# [INSTRUCTIONS FOR THE TASK]
In the material below, count the lines with the word "JSON" and state that number only.

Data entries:
/---

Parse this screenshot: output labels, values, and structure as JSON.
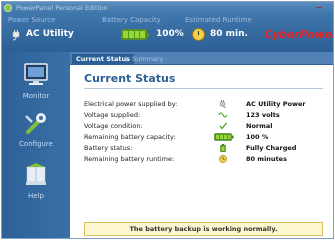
{
  "window": {
    "title": "PowerPanel Personal Edition"
  },
  "header": {
    "power_source": {
      "label": "Power Source",
      "value": "AC Utility",
      "icon": "plug-icon"
    },
    "battery_capacity": {
      "label": "Battery Capacity",
      "value": "100%",
      "level": 1.0,
      "icon": "battery-icon"
    },
    "runtime": {
      "label": "Estimated Runtime",
      "value": "80 min.",
      "icon": "clock-icon"
    },
    "logo": "CyberPower"
  },
  "sidebar": {
    "items": [
      {
        "label": "Monitor",
        "icon": "monitor-icon",
        "active": true
      },
      {
        "label": "Configure",
        "icon": "wrench-icon",
        "active": false
      },
      {
        "label": "Help",
        "icon": "help-icon",
        "active": false
      }
    ]
  },
  "tabs": [
    {
      "label": "Current Status",
      "active": true
    },
    {
      "label": "Summary",
      "active": false
    }
  ],
  "main": {
    "title": "Current Status",
    "rows": [
      {
        "label": "Electrical power supplied by:",
        "icon": "plug-icon",
        "value": "AC Utility Power"
      },
      {
        "label": "Voltage supplied:",
        "icon": "voltage-wave-icon",
        "value": "123 volts"
      },
      {
        "label": "Voltage condition:",
        "icon": "check-icon",
        "value": "Normal"
      },
      {
        "label": "Remaining battery capacity:",
        "icon": "battery-icon",
        "value": "100 %"
      },
      {
        "label": "Battery status:",
        "icon": "battery-small-icon",
        "value": "Fully Charged"
      },
      {
        "label": "Remaining battery runtime:",
        "icon": "clock-icon",
        "value": "80 minutes"
      }
    ],
    "footer": "The battery backup is working normally."
  },
  "colors": {
    "header_bg": "#3f76ab",
    "title_color": "#2c5f95",
    "logo_color": "#e4242a",
    "battery_green": "#9ad63a"
  }
}
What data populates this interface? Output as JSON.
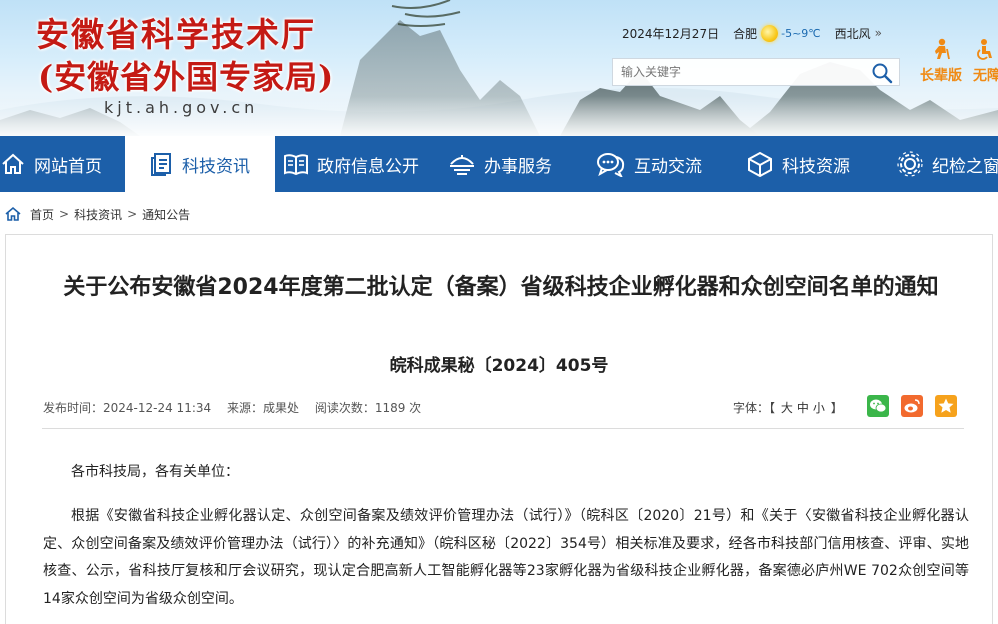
{
  "header": {
    "title": "安徽省科学技术厅",
    "subtitle": "(安徽省外国专家局)",
    "domain": "kjt.ah.gov.cn",
    "date": "2024年12月27日",
    "weather": {
      "city": "合肥",
      "temp": "-5~9℃",
      "wind": "西北风",
      "icon": "sun-icon"
    },
    "search": {
      "placeholder": "输入关键字"
    },
    "care_mode_label": "长辈版",
    "accessibility_label": "无障"
  },
  "nav": {
    "items": [
      {
        "label": "网站首页",
        "icon": "home-icon"
      },
      {
        "label": "科技资讯",
        "icon": "document-icon",
        "active": true
      },
      {
        "label": "政府信息公开",
        "icon": "book-icon"
      },
      {
        "label": "办事服务",
        "icon": "service-icon"
      },
      {
        "label": "互动交流",
        "icon": "chat-icon"
      },
      {
        "label": "科技资源",
        "icon": "cube-icon"
      },
      {
        "label": "纪检之窗",
        "icon": "gear-icon"
      }
    ]
  },
  "breadcrumb": [
    "首页",
    "科技资讯",
    "通知公告"
  ],
  "article": {
    "title": "关于公布安徽省2024年度第二批认定（备案）省级科技企业孵化器和众创空间名单的通知",
    "doc_number": "皖科成果秘〔2024〕405号",
    "publish_time": "发布时间：2024-12-24 11:34",
    "source": "来源：成果处",
    "views": "阅读次数：1189 次",
    "font_size_label": "字体：",
    "font_sizes": [
      "大",
      "中",
      "小"
    ],
    "greeting": "各市科技局，各有关单位：",
    "body": "根据《安徽省科技企业孵化器认定、众创空间备案及绩效评价管理办法（试行）》（皖科区〔2020〕21号）和《关于〈安徽省科技企业孵化器认定、众创空间备案及绩效评价管理办法（试行）〉的补充通知》（皖科区秘〔2022〕354号）相关标准及要求，经各市科技部门信用核查、评审、实地核查、公示，省科技厅复核和厅会议研究，现认定合肥高新人工智能孵化器等23家孵化器为省级科技企业孵化器，备案德必庐州WE 702众创空间等14家众创空间为省级众创空间。"
  },
  "colors": {
    "brand_red": "#c41a14",
    "nav_blue": "#1c5fa9",
    "accent_orange": "#f08a14",
    "wechat_green": "#3bb64a",
    "weibo_orange": "#f26a2e",
    "qzone_orange": "#f6a21c"
  }
}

\---

# [CORRECT RESPONSE]
2